■ GIVEN REQUEST 1 ■
Decide whether each statement below agrees with the text on Soviet-era mosaics. Answer yes or no for each, and quote the words from the text that settle it.
(a) Mosaics became a popular way of decorating public buildings in the Soviet Union in the 1960s.
(b) Karolina Kluczewska is writing her PhD dissertation about Soviet-era mosaics.
(c) Tea was the basis of the Soviet Tajik economy.
■ GIVEN REQUEST 2 ■
According to the text on Soviet-era mosaics, how did men and women dance in the "ideal" version of local dance shown in Tajikistan's mosaics?
■ GIVEN REQUEST 3 ■
Return the passage of the text on Soviet-era mosaics between "During the Soviet" and "of Soviet-era mosaics.", inclusive, copied word for word.

■ SOURCE TEXT ■
During the Soviet era, the present and future of the Tajik Soviet Socialist Republic were glorified in mosaics.
Colorful pieces of stained glass, interspersed with stones from the mountains, could be seen in even the most distant corners of the country, symbolizing the coexistence of Soviet ideas with local culture. What do young adults in Tajikistan make of this colorful Soviet legacy? For Firuza, Timur, Yusuf, Nargis, and Nodira, the mosaics are art that they can reinterpret and connect to the present in light of their own experiences.
Karolina Kluczewska is a Maria Skłodowska-Curie Research Fellow at the University of St. Andrews, Scotland. She is writing her PhD dissertation about development aid in Tajikistan, looking at interactions between local and international actors. She is also an admirer of Soviet-era mosaics.
In adopting mosaics as a means of diffusing ideology throughout the republics, the Soviet Union contributed to an longstanding tradition of living storytelling. Throughout history, different civilizations and cultures have used mosaics to convey messages—to portray the life of ancient gods, to glorify great leaders, to depict international relations and commerce, to show daily life, or to sketch a moral life according to the standards of different religions.
In the 1960s, mosaics became a popular way of decorating public buildings in the Soviet Union. They displayed the whole range of Soviet values, ideas, and ideals: they glorified the working class, presented a clear vision of scientific progress, celebrated the value of education, and showed women as active members of society.
The mosaics turned everyday life in the Soviet Union into art and found the art in everyday life.
A diversity of Soviet-era mosaics still exist across the various (now independent) republics. The mosaics reflected Soviet ideology but were simultaneously tailored to the culture, language, and history of each republic—a microcosm of the Soviet system’s merging with local traditions and informal social rules in territories that were geographically and culturally distant from Moscow. In Tajikistan, stained glass and stones formed images of local art and dance, but in its modified, “ideal” version, where men and women danced together as equals. Likewise, in mosaics’ depiction of cotton farms, local people continued to pay respect to their fathers and grandfathers, but were equally respectful of labor.
The mosaics are more than a mere depiction of outdated utopian ideals. Today, they provide an innovative way of engaging critically with both the Soviet past and the present. They are woven into the stories of different generations who lived and live in the spaces which the mosaics decorate. They form an avenue for dialogue between Soviet-era Tajikistan and its contemporary counterpart.
Music and dance add color to people’s lives—they certainly do so in Tajikistan. In this mosaic, the working class is celebrating labor. Look at the cotton plant in the hand of the woman in the red dress. Cotton was the basis of the Soviet Tajik economy.

■ RECORD EXTRACTS ■
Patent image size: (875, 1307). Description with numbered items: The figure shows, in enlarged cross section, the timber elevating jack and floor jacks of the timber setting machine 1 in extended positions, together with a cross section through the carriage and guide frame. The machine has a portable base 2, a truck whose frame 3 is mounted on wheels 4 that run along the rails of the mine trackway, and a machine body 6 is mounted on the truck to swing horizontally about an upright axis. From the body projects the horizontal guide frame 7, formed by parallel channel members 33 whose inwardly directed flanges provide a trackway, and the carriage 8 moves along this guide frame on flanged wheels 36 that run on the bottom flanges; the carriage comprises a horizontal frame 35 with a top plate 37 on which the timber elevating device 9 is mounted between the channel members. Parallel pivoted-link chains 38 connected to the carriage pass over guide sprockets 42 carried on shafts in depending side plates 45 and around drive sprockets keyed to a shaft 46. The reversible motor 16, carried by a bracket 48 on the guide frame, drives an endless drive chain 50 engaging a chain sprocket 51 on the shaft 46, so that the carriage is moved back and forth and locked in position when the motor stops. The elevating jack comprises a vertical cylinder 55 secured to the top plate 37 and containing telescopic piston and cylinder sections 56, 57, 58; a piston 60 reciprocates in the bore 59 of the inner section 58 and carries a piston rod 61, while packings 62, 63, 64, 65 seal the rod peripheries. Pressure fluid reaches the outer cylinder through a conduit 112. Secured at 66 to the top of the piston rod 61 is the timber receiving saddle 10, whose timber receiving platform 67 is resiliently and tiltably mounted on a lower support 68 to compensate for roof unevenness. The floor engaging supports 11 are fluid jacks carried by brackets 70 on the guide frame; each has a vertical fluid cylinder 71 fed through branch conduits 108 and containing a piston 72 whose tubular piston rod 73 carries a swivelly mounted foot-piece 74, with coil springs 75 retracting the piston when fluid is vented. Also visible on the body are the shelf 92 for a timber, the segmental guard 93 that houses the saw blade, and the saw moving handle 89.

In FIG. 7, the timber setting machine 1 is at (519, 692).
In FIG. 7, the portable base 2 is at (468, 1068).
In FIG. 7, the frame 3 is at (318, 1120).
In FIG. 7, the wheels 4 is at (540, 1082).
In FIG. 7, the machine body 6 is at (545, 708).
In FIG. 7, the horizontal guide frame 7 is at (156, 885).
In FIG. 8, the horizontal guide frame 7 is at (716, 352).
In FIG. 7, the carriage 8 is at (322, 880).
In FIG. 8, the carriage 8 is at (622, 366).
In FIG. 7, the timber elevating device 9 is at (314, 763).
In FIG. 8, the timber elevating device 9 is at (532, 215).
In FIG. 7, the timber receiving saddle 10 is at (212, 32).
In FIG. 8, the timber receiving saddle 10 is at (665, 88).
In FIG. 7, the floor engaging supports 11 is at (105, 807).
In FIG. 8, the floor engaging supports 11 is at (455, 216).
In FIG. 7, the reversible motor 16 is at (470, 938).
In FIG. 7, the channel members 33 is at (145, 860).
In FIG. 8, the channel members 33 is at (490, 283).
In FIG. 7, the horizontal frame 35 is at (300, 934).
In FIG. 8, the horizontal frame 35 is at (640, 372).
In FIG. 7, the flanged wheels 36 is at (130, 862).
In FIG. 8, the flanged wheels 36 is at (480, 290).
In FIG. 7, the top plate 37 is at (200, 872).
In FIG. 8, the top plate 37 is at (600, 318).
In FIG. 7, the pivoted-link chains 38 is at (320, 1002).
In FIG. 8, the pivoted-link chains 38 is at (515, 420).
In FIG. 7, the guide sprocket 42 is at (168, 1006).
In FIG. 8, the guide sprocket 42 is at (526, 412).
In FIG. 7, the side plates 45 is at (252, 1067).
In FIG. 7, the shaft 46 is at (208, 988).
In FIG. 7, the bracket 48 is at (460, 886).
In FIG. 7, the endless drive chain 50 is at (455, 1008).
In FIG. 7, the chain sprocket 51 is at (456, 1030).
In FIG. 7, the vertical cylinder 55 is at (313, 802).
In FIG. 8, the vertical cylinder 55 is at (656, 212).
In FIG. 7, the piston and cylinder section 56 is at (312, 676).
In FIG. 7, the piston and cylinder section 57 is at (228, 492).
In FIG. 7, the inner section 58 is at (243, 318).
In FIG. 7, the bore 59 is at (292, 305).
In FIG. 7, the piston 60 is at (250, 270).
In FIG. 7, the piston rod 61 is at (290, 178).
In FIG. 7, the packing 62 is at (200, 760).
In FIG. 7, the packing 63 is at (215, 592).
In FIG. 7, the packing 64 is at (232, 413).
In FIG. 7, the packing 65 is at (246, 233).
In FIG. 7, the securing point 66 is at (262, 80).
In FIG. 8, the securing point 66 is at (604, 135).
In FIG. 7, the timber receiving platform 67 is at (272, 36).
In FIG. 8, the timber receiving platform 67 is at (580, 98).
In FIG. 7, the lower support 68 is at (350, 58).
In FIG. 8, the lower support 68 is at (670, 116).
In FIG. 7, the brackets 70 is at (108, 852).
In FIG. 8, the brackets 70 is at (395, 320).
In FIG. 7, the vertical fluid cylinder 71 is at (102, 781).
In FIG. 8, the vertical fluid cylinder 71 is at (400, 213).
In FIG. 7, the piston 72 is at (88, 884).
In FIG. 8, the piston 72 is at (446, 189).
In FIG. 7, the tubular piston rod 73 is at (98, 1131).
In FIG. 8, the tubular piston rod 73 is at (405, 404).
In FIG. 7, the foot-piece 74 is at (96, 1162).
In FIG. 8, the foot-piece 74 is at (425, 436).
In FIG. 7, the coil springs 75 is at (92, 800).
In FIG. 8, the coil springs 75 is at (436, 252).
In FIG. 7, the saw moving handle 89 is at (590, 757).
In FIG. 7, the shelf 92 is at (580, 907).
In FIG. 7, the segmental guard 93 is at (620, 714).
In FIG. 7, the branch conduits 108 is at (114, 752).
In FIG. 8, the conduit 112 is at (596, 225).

■ FULL SOLUTION 1 ■
(a) Yes: "In the 1960s, mosaics became a popular way of decorating public buildings in the Soviet Union."
(b) No: "She is writing her PhD dissertation about development aid in Tajikistan"
(c) No: "Cotton was the basis of the Soviet Tajik economy."

■ FULL SOLUTION 2 ■
They danced together as equals.

■ FULL SOLUTION 3 ■
During the Soviet era, the present and future of the Tajik Soviet Socialist Republic were glorified in mosaics.
Colorful pieces of stained glass, interspersed with stones from the mountains, could be seen in even the most distant corners of the country, symbolizing the coexistence of Soviet ideas with local culture. What do young adults in Tajikistan make of this colorful Soviet legacy? For Firuza, Timur, Yusuf, Nargis, and Nodira, the mosaics are art that they can reinterpret and connect to the present in light of their own experiences.
Karolina Kluczewska is a Maria Skłodowska-Curie Research Fellow at the University of St. Andrews, Scotland. She is writing her PhD dissertation about development aid in Tajikistan, looking at interactions between local and international actors. She is also an admirer of Soviet-era mosaics.